- [Goal] Which lines of the records contain "Output"? Collect every one of them.

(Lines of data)
◇ ◇ ◇

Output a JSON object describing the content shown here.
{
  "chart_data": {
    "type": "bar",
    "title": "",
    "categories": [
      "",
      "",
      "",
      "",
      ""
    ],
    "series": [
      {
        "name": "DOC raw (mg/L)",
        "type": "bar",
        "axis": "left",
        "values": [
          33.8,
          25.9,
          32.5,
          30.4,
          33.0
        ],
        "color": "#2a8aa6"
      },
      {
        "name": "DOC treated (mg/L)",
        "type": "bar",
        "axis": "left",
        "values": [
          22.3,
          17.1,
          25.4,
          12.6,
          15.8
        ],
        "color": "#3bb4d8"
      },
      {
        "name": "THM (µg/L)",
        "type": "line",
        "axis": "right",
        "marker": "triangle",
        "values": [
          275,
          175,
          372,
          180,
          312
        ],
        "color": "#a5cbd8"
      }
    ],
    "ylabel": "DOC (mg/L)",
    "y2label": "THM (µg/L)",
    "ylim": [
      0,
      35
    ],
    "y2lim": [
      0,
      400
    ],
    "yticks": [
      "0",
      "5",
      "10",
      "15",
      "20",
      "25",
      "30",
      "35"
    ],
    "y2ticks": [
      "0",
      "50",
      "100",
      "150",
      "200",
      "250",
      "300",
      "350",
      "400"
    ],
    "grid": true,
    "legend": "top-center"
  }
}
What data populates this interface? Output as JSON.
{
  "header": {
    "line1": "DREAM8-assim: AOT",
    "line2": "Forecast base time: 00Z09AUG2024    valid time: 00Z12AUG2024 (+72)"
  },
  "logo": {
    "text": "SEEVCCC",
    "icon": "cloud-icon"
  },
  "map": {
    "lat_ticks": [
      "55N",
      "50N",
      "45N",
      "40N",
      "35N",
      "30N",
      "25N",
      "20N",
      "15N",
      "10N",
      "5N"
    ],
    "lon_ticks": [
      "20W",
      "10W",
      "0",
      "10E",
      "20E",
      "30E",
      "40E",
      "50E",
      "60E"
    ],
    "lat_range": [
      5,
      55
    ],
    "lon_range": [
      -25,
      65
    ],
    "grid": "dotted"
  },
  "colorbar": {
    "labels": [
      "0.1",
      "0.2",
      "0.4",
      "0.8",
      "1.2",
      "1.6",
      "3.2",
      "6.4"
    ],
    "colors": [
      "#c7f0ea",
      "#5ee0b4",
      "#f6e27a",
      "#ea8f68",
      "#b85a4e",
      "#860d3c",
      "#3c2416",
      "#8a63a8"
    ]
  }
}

◇ ◇ ◇

- [Full answer]
Output a JSON object describing the content shown here.
What data populates this interface? Output as JSON.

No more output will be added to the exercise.